## Set problem
Go through the data below and gather each line containing "name".

[Saved entries]
+ + + + + + +

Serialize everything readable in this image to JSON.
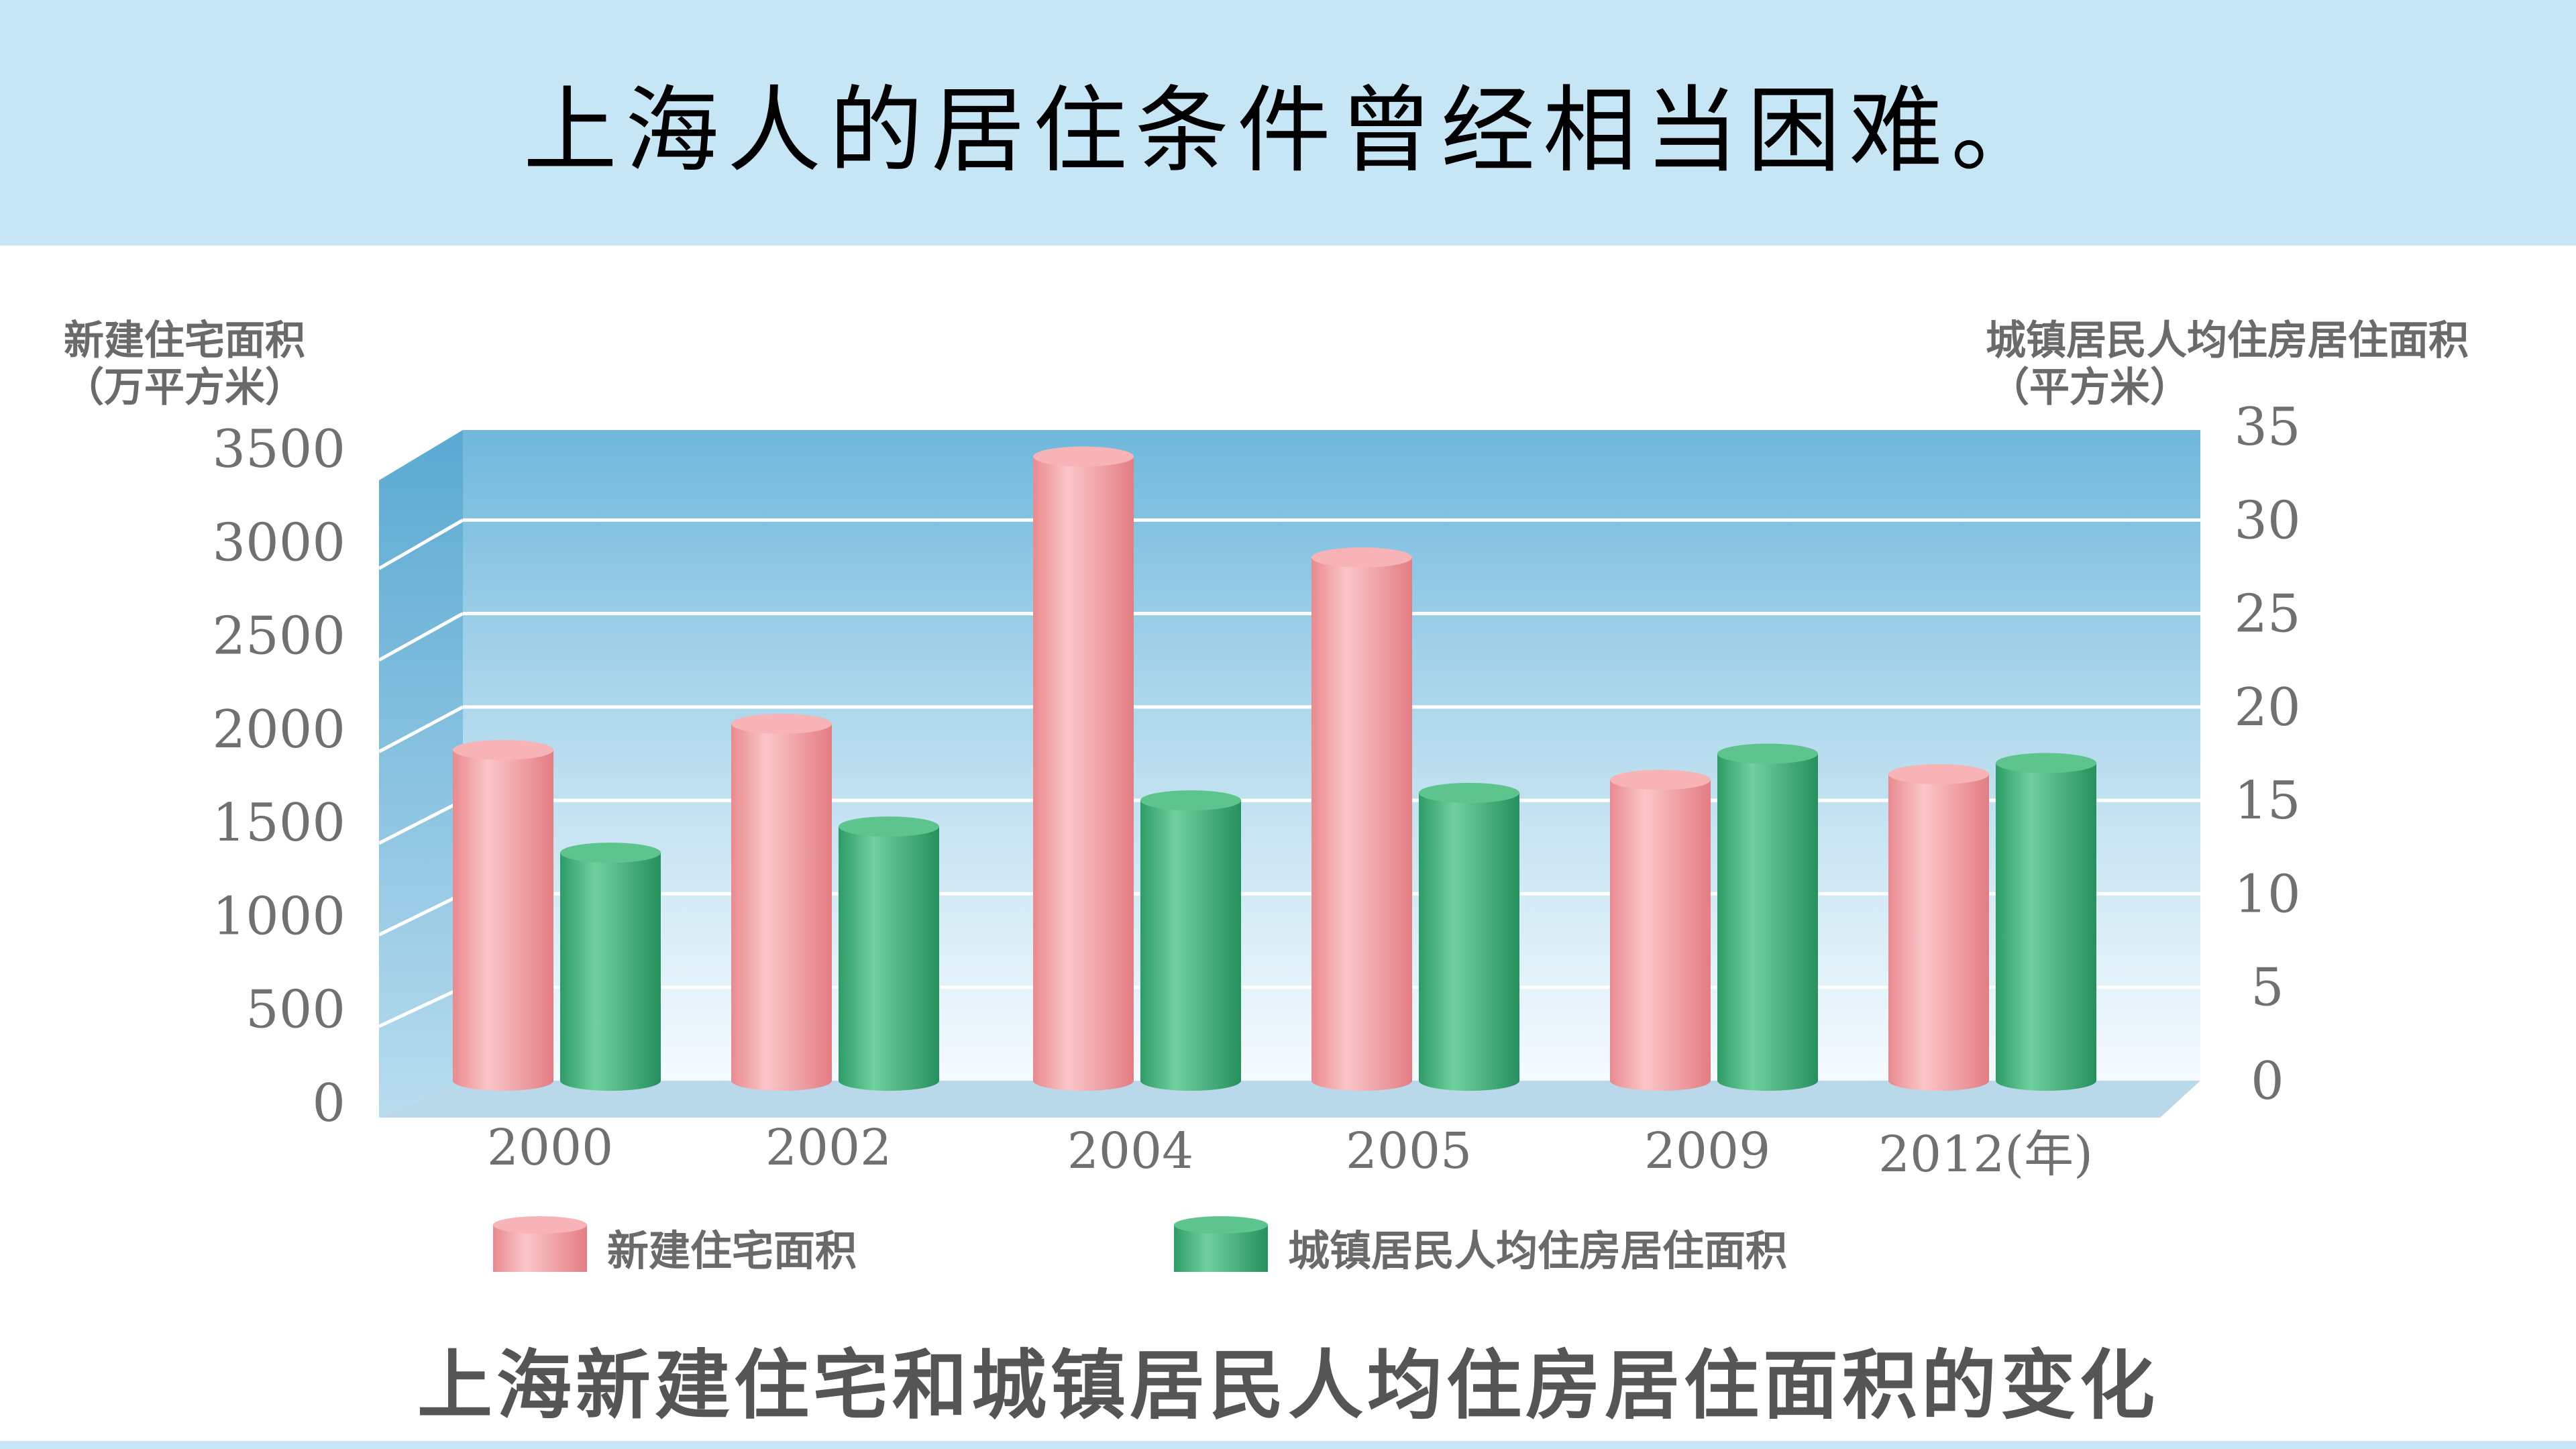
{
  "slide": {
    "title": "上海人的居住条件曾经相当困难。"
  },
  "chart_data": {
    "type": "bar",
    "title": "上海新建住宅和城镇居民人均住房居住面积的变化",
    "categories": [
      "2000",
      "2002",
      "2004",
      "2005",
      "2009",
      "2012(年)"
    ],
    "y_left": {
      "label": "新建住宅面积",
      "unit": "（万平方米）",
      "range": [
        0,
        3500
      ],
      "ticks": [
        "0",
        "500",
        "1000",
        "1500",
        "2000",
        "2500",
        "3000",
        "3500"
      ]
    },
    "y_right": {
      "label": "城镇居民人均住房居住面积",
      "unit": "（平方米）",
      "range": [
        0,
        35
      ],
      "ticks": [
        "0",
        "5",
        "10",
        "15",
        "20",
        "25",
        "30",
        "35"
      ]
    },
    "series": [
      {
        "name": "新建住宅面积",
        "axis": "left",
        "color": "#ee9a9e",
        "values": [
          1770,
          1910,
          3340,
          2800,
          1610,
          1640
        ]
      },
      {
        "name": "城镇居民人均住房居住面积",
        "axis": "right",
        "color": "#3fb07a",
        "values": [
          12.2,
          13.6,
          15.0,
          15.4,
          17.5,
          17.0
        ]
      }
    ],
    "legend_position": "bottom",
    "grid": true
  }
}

+ + + + + + +

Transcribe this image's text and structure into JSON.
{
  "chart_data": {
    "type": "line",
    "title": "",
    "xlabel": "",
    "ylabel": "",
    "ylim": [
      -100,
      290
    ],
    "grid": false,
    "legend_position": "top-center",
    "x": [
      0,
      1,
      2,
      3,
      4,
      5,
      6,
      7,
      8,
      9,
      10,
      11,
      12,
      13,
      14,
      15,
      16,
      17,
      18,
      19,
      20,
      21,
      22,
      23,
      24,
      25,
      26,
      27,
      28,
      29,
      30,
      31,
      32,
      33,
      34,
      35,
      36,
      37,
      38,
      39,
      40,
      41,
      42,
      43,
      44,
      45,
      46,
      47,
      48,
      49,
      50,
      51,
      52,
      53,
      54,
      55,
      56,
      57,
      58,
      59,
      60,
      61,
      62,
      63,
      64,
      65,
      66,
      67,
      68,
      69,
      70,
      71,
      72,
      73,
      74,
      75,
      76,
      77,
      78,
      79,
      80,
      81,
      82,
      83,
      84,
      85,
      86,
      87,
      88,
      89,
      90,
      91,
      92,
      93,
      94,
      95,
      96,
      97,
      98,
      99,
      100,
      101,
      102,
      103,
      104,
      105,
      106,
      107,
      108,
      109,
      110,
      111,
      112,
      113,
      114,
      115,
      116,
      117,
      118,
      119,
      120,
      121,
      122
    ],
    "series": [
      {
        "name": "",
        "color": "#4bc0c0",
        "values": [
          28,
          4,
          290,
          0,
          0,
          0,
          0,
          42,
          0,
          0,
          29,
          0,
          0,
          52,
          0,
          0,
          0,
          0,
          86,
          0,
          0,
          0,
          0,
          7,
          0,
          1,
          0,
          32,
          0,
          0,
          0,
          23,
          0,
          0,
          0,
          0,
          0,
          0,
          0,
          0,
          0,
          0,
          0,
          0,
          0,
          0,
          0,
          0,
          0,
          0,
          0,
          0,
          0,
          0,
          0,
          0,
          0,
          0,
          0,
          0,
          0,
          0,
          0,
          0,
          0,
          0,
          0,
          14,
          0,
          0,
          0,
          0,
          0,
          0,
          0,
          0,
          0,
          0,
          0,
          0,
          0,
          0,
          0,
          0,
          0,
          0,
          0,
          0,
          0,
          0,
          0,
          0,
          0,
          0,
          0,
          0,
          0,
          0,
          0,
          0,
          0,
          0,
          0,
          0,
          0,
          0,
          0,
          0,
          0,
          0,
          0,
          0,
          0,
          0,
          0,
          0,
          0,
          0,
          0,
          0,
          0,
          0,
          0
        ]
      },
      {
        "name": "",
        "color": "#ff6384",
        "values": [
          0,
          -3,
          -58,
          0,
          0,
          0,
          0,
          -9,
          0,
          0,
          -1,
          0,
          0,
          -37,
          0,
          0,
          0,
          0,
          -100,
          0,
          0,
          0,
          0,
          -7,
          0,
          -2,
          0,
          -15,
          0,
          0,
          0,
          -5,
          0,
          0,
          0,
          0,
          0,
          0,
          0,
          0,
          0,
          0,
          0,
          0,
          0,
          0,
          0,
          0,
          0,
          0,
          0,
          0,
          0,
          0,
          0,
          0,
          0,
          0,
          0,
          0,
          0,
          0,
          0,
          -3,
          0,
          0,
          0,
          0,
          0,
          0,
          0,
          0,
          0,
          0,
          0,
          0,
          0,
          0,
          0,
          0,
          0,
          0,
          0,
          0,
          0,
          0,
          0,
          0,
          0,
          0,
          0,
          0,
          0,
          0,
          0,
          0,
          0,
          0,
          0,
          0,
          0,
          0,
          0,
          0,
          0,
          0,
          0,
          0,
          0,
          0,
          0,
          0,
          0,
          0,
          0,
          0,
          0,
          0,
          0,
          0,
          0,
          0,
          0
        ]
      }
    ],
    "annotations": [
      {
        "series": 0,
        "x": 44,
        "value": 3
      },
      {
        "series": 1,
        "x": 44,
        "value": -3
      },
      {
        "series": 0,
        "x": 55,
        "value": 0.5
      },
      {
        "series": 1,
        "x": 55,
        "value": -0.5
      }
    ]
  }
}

+ + + + + + +

## Solution
        "name": "新建住宅面积",
        "name": "城镇居民人均住房居住面积",
        "name": "",
        "name": "",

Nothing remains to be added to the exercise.